Element-and-box listings:
____
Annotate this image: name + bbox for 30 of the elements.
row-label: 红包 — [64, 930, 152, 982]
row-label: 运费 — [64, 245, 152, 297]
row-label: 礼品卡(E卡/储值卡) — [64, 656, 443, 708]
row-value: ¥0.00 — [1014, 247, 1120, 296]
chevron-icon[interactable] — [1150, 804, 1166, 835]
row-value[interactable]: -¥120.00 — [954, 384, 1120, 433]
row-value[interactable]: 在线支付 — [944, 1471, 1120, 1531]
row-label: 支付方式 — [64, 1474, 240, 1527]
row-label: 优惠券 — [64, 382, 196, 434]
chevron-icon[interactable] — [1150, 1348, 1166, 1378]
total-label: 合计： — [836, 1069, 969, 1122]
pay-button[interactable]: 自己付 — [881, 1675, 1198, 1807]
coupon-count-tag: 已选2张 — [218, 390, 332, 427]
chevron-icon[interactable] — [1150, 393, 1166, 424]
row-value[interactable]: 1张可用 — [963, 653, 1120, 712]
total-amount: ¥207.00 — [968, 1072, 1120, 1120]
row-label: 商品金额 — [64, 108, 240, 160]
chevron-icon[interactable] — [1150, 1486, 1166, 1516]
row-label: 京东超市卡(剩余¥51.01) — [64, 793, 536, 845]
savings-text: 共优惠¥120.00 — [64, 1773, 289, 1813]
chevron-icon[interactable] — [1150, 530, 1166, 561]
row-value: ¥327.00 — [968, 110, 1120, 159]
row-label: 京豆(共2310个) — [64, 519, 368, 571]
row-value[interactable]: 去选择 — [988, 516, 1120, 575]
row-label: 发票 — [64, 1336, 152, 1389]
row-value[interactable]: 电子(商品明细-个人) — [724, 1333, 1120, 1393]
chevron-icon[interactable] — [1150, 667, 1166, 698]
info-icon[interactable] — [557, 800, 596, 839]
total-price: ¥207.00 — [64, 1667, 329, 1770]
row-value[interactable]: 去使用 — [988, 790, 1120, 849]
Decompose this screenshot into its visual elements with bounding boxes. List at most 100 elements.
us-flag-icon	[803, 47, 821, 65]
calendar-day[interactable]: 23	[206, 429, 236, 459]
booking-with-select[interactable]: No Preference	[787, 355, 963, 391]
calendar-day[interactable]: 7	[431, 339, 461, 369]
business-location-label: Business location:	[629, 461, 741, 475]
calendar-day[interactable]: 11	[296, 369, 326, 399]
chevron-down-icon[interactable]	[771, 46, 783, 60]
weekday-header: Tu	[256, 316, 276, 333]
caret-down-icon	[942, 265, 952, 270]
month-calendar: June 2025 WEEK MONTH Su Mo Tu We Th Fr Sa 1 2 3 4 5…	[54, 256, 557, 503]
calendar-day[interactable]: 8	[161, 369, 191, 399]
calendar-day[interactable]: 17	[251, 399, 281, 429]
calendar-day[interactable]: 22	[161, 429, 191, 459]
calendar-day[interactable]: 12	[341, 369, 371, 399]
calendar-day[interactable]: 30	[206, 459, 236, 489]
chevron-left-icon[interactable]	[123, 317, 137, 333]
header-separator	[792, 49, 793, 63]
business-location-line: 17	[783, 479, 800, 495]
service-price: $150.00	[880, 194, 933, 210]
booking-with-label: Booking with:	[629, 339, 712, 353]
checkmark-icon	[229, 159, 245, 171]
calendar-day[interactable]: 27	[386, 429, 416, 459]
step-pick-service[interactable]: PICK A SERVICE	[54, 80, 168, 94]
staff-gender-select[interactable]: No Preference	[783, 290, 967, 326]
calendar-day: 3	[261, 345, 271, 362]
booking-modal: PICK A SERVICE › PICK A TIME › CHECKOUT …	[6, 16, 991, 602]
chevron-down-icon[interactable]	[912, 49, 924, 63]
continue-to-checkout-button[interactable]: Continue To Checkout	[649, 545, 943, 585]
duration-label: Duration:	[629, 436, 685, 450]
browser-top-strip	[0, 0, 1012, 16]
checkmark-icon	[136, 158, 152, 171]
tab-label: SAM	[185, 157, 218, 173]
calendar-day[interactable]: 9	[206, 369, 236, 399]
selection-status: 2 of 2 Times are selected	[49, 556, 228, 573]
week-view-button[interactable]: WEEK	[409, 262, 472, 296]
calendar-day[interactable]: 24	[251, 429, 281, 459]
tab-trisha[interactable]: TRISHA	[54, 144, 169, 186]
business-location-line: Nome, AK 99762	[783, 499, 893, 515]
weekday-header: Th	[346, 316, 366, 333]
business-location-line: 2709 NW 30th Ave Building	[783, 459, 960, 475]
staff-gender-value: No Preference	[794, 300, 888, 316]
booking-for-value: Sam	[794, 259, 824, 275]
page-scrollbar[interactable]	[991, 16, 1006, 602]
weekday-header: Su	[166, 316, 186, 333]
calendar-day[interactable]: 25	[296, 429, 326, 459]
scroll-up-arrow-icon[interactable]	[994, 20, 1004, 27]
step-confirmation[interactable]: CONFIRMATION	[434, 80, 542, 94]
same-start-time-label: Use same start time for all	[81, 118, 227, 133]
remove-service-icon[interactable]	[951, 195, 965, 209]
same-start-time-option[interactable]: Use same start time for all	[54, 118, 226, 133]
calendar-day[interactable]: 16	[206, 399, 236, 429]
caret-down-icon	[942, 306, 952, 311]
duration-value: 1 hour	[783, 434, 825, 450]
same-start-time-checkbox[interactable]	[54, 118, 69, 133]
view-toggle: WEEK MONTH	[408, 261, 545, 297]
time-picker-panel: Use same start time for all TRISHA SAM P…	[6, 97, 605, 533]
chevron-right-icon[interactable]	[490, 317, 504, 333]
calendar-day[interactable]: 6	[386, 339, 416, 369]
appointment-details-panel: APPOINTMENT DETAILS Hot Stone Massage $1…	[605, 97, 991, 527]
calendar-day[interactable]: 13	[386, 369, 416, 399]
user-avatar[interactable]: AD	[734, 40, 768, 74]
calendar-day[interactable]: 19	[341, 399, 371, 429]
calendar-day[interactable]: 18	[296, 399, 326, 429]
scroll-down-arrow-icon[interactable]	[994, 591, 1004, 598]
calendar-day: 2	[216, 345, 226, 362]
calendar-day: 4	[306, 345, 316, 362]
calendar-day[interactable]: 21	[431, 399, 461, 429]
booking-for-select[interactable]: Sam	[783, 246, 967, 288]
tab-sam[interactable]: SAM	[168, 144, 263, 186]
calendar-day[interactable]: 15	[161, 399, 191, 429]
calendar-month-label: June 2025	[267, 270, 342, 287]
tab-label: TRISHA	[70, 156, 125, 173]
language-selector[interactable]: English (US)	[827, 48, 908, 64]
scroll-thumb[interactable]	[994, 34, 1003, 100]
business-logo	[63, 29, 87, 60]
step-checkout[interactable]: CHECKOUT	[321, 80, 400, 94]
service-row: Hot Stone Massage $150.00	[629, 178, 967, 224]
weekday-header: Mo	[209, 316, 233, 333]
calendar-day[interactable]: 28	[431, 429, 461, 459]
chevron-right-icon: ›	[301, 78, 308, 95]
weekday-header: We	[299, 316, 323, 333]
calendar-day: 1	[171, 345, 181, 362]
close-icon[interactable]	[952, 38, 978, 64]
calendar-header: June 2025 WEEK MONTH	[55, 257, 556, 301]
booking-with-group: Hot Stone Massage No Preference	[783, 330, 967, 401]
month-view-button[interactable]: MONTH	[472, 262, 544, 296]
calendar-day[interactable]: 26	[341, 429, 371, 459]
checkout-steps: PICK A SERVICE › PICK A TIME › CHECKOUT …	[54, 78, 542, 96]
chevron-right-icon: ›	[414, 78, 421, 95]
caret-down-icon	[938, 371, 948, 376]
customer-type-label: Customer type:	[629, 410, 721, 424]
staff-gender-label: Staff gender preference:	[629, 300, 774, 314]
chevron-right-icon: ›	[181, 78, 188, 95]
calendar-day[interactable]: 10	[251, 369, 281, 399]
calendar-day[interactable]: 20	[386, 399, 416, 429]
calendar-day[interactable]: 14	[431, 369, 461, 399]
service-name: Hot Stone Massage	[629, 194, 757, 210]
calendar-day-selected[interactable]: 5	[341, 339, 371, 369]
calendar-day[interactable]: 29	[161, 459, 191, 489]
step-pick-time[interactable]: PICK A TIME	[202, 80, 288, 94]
____
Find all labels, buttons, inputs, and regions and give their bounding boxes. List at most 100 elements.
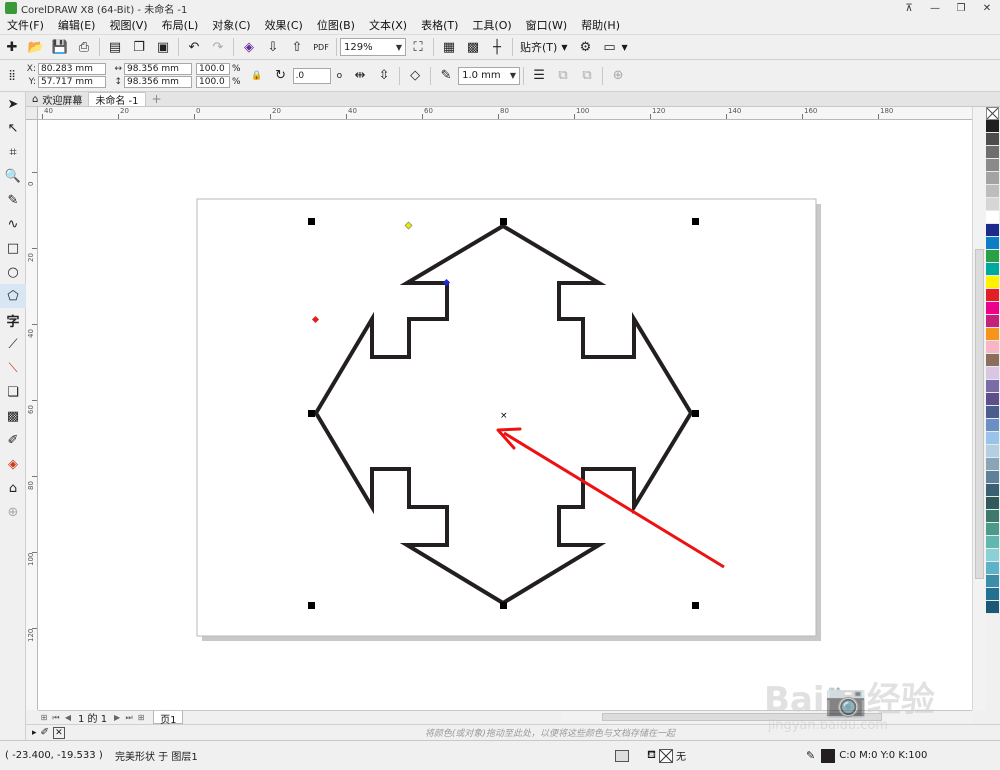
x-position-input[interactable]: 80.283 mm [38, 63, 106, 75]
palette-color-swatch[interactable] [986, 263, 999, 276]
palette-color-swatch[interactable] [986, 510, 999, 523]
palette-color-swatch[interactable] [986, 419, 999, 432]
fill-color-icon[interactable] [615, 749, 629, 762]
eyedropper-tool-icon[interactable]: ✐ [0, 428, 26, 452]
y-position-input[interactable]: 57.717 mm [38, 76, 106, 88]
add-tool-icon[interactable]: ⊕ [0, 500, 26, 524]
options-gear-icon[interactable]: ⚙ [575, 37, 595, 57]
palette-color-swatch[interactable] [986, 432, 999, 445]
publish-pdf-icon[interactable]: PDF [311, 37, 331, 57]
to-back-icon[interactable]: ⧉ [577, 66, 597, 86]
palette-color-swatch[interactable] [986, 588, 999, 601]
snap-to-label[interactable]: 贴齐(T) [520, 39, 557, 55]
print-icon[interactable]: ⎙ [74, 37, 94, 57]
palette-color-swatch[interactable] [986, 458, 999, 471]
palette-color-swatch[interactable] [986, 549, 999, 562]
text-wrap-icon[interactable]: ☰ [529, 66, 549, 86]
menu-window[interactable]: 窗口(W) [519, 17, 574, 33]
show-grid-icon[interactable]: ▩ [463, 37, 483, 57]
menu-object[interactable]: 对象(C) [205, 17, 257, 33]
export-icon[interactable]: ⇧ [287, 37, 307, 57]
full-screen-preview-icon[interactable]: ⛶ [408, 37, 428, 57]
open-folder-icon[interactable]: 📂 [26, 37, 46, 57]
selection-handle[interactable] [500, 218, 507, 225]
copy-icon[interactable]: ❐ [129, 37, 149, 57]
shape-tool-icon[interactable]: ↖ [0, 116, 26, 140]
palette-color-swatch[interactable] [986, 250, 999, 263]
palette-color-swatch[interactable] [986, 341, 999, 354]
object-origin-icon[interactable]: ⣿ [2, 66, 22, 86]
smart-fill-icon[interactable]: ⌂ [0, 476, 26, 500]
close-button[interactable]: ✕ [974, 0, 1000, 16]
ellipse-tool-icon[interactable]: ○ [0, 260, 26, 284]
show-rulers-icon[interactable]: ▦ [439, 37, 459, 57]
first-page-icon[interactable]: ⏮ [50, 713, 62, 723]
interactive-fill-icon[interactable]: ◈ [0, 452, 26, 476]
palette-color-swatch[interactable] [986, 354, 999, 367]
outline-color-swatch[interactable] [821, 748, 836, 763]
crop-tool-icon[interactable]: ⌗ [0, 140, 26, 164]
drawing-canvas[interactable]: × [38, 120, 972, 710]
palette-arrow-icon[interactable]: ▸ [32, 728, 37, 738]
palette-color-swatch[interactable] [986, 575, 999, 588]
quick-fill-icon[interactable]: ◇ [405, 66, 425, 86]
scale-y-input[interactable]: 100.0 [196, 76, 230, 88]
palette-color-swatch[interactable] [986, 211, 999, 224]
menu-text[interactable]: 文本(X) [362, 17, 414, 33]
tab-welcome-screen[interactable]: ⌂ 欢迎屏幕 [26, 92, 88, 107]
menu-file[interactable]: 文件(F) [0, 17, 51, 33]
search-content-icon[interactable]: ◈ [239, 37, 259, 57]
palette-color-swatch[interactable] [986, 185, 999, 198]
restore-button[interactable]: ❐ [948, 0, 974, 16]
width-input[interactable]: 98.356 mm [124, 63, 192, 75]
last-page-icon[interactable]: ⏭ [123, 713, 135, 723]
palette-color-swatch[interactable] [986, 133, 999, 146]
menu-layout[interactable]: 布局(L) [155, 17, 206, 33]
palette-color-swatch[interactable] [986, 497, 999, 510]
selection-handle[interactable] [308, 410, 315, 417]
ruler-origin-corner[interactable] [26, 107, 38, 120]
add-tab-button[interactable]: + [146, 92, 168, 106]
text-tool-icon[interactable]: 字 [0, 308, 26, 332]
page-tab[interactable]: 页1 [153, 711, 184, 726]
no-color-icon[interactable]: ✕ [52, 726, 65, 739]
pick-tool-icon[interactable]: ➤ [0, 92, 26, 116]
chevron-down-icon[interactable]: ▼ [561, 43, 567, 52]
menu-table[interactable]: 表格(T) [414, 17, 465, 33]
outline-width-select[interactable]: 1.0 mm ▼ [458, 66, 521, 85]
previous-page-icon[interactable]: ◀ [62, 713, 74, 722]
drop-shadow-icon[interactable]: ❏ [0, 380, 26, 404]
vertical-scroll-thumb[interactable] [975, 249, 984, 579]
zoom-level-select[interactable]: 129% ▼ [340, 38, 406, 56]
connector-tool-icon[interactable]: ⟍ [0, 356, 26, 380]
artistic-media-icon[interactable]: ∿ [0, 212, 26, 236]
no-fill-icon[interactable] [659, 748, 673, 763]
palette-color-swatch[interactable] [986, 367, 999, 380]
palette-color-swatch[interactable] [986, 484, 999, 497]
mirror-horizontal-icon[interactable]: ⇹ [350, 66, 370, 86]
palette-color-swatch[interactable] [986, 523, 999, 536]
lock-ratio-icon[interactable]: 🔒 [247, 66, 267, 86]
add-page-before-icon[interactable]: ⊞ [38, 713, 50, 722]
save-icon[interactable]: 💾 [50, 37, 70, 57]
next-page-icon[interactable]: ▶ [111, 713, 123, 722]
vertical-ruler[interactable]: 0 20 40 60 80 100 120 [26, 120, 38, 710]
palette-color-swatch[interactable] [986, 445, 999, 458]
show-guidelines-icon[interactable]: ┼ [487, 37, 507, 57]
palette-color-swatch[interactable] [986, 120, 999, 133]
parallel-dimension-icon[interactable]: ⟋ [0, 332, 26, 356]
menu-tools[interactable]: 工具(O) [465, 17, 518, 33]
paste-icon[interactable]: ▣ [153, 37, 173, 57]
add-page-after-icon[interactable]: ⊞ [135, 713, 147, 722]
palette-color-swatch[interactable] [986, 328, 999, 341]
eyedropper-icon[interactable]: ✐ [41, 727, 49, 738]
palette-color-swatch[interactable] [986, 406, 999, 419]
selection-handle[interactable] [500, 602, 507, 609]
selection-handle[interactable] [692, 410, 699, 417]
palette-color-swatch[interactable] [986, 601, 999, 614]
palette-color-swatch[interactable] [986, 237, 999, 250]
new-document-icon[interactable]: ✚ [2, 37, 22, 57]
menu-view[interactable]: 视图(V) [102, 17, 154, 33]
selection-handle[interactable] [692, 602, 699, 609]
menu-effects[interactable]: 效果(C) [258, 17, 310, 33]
____
▶ [Problem details]:
How many lines of the data above contain the string "vertical"? Reply with the number only.

▶ [Finished task]:
2